Written instruction = Write out the entries below once more, exactly, with the pictures left out.

Data entries =
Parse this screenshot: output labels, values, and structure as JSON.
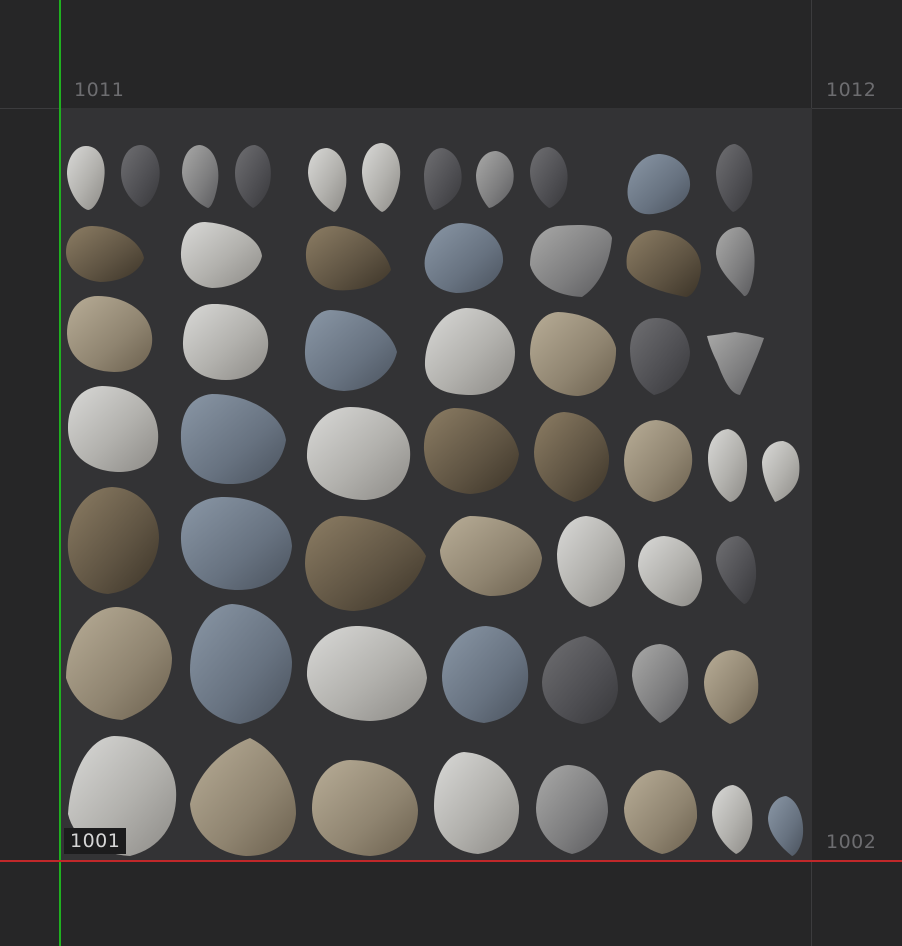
{
  "viewport": {
    "tiles": {
      "tile_1011": "1011",
      "tile_1012": "1012",
      "tile_1001": "1001",
      "tile_1002": "1002"
    },
    "colors": {
      "background": "#262627",
      "active_tile": "#333335",
      "grid_line": "#3c3c3e",
      "v_axis": "#1fb01f",
      "u_axis": "#c0282a"
    },
    "shell_count": 53
  }
}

Correct output =
Parse this screenshot: output labels, values, and structure as JSON.
{
  "viewport": {
    "tiles": {
      "tile_1011": "1011",
      "tile_1012": "1012",
      "tile_1001": "1001",
      "tile_1002": "1002"
    },
    "colors": {
      "background": "#262627",
      "active_tile": "#333335",
      "grid_line": "#3c3c3e",
      "v_axis": "#1fb01f",
      "u_axis": "#c0282a"
    },
    "shell_count": 53
  }
}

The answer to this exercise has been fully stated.